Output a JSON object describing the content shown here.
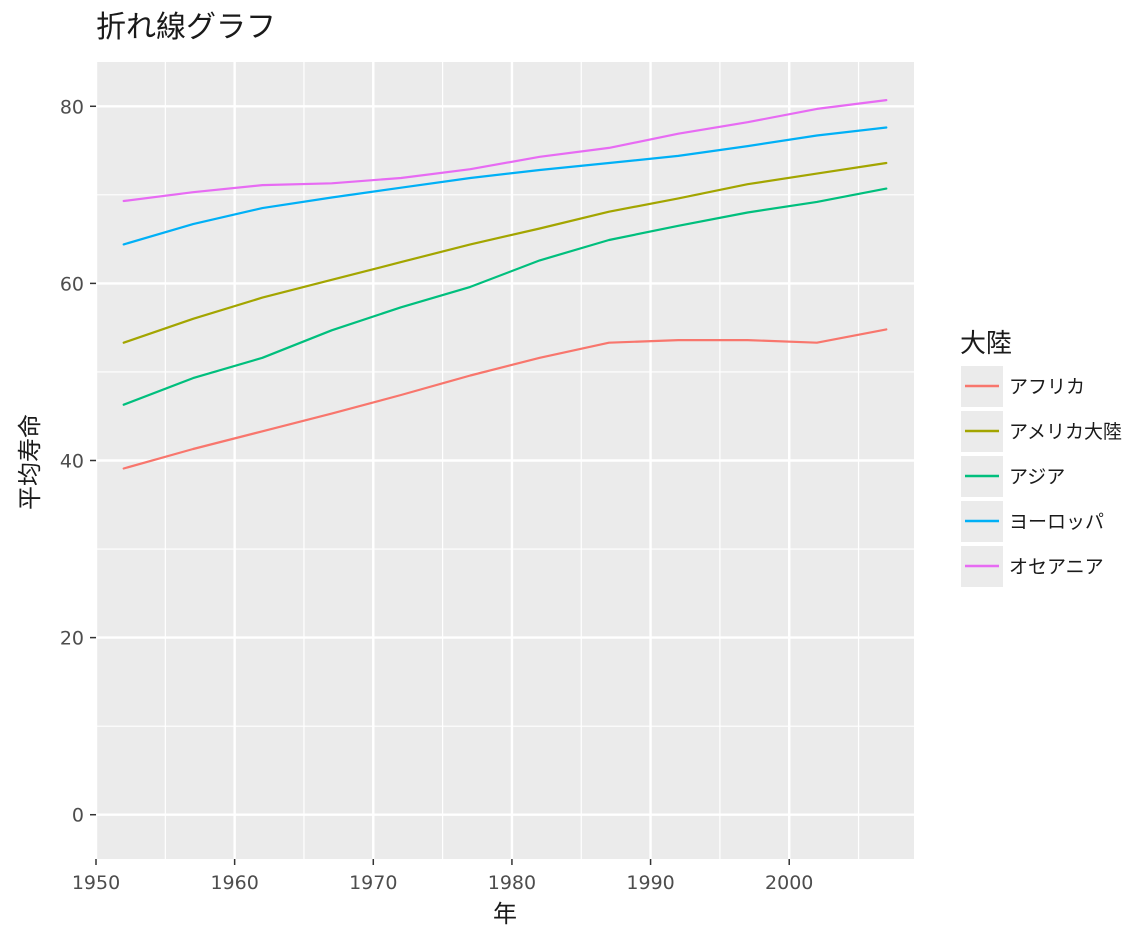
{
  "chart_data": {
    "type": "line",
    "title": "折れ線グラフ",
    "xlabel": "年",
    "ylabel": "平均寿命",
    "xlim": [
      1950,
      2009
    ],
    "ylim": [
      -5,
      85
    ],
    "xticks": [
      1950,
      1960,
      1970,
      1980,
      1990,
      2000
    ],
    "yticks": [
      0,
      20,
      40,
      60,
      80
    ],
    "grid": true,
    "legend": {
      "title": "大陸",
      "position": "right"
    },
    "x": [
      1952,
      1957,
      1962,
      1967,
      1972,
      1977,
      1982,
      1987,
      1992,
      1997,
      2002,
      2007
    ],
    "series": [
      {
        "name": "アフリカ",
        "color": "#F8766D",
        "values": [
          39.1,
          41.3,
          43.3,
          45.3,
          47.4,
          49.6,
          51.6,
          53.3,
          53.6,
          53.6,
          53.3,
          54.8
        ]
      },
      {
        "name": "アメリカ大陸",
        "color": "#A3A500",
        "values": [
          53.3,
          56.0,
          58.4,
          60.4,
          62.4,
          64.4,
          66.2,
          68.1,
          69.6,
          71.2,
          72.4,
          73.6
        ]
      },
      {
        "name": "アジア",
        "color": "#00BF7D",
        "values": [
          46.3,
          49.3,
          51.6,
          54.7,
          57.3,
          59.6,
          62.6,
          64.9,
          66.5,
          68.0,
          69.2,
          70.7
        ]
      },
      {
        "name": "ヨーロッパ",
        "color": "#00B0F6",
        "values": [
          64.4,
          66.7,
          68.5,
          69.7,
          70.8,
          71.9,
          72.8,
          73.6,
          74.4,
          75.5,
          76.7,
          77.6
        ]
      },
      {
        "name": "オセアニア",
        "color": "#E76BF3",
        "values": [
          69.3,
          70.3,
          71.1,
          71.3,
          71.9,
          72.9,
          74.3,
          75.3,
          76.9,
          78.2,
          79.7,
          80.7
        ]
      }
    ]
  }
}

- **Work instructions**:
Read through the lines above and collect those that contain the string "name".

- **Output for this task**:
        "name": "アフリカ",
        "name": "アメリカ大陸",
        "name": "アジア",
        "name": "ヨーロッパ",
        "name": "オセアニア",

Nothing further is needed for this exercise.